Which lines in the records below contain the word "this"? Copy each one out.

==== SUPPLIED INFORMATION

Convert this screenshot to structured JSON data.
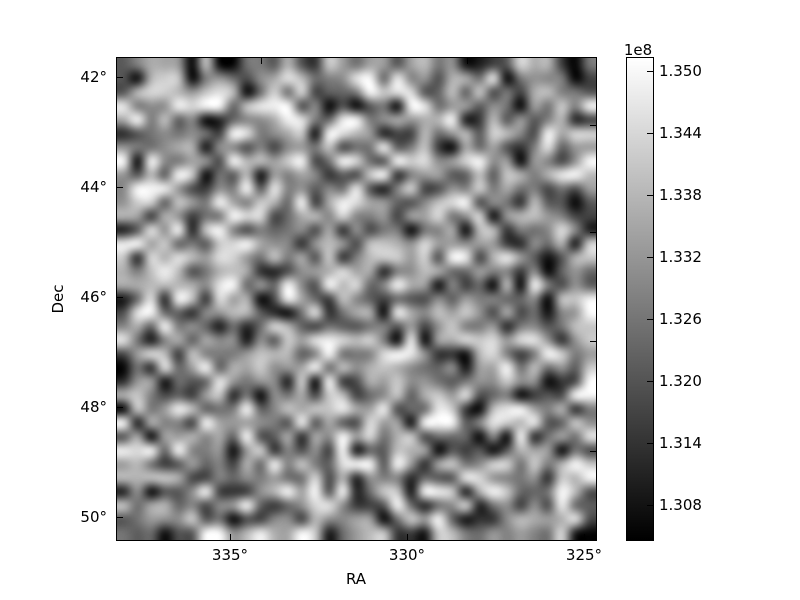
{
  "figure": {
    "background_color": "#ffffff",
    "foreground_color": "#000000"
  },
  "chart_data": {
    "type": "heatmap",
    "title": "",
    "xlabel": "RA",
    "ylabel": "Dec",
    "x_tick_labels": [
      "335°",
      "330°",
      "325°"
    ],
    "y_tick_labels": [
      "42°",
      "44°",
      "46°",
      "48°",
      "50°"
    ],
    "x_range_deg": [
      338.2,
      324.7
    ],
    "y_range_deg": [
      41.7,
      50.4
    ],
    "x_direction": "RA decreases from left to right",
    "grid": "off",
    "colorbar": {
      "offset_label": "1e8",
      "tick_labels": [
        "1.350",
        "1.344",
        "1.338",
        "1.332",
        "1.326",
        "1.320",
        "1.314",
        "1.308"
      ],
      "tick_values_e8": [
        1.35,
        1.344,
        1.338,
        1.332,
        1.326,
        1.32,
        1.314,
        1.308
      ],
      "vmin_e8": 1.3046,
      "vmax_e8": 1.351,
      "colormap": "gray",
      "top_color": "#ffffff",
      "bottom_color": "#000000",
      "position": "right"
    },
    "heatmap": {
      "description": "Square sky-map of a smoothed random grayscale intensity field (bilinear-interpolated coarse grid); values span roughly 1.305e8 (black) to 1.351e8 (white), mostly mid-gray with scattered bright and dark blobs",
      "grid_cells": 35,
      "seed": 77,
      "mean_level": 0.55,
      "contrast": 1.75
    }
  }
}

========
==== SUPPLIED INFORMATION

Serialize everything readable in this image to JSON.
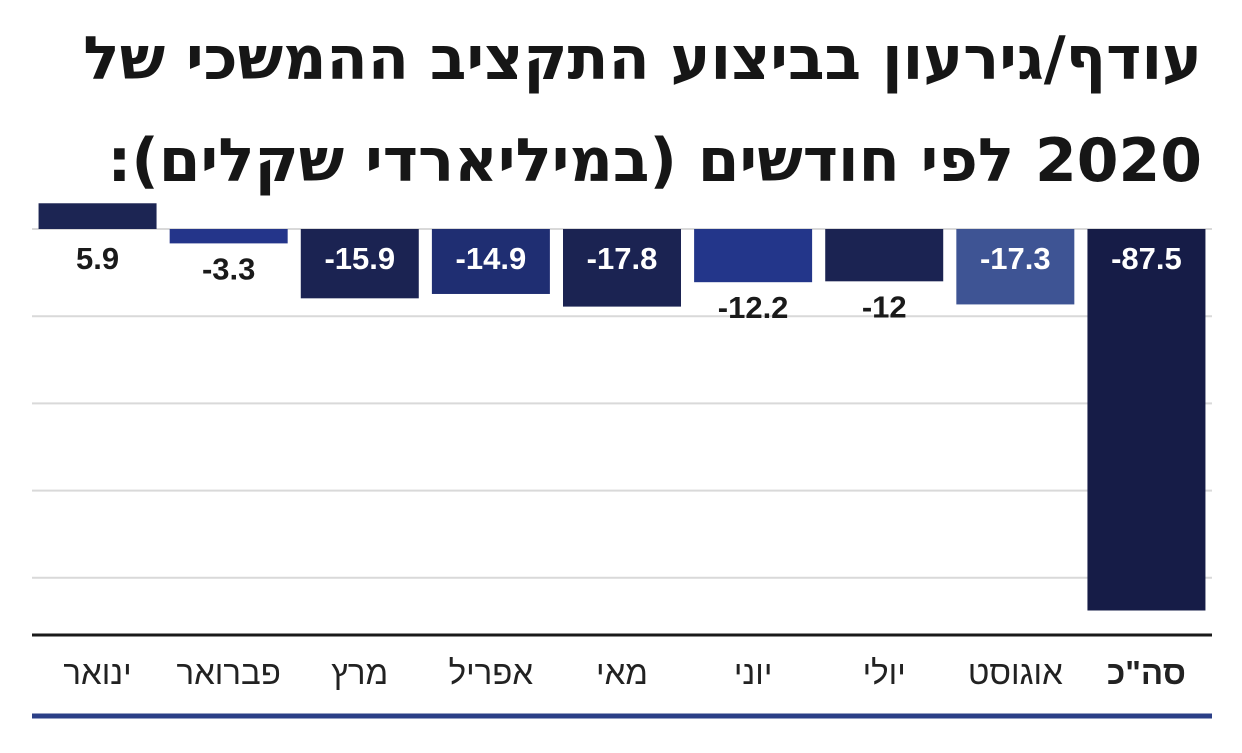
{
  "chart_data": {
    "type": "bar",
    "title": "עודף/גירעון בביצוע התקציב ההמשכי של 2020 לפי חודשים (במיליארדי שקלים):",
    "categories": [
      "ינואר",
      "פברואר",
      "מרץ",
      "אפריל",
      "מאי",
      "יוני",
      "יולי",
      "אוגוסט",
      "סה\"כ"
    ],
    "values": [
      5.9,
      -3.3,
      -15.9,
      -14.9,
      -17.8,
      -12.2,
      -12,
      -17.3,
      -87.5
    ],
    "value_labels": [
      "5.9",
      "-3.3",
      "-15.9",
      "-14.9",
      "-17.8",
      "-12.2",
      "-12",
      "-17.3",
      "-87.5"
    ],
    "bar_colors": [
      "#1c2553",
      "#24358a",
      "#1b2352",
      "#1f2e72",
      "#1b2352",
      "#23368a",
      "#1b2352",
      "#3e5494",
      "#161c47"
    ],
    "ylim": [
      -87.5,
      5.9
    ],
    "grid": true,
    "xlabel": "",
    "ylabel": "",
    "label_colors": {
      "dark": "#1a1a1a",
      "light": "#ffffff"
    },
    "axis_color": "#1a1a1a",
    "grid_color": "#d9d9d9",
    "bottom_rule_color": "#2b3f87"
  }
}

========
==== SUPPLIED INFORMATION

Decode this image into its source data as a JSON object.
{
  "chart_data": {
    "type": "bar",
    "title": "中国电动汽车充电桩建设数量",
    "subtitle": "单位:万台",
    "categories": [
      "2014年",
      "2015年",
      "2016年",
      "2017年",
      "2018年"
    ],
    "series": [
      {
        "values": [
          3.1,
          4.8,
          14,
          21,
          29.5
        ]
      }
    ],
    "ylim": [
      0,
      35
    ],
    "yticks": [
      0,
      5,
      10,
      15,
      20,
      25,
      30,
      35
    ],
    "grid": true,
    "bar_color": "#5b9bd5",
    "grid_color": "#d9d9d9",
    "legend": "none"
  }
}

========

### [OUTPUT BELOW]
Convert this screenshot to structured JSON data.
Serialize everything readable in this image to JSON.
Decode this image into its source data as a JSON object.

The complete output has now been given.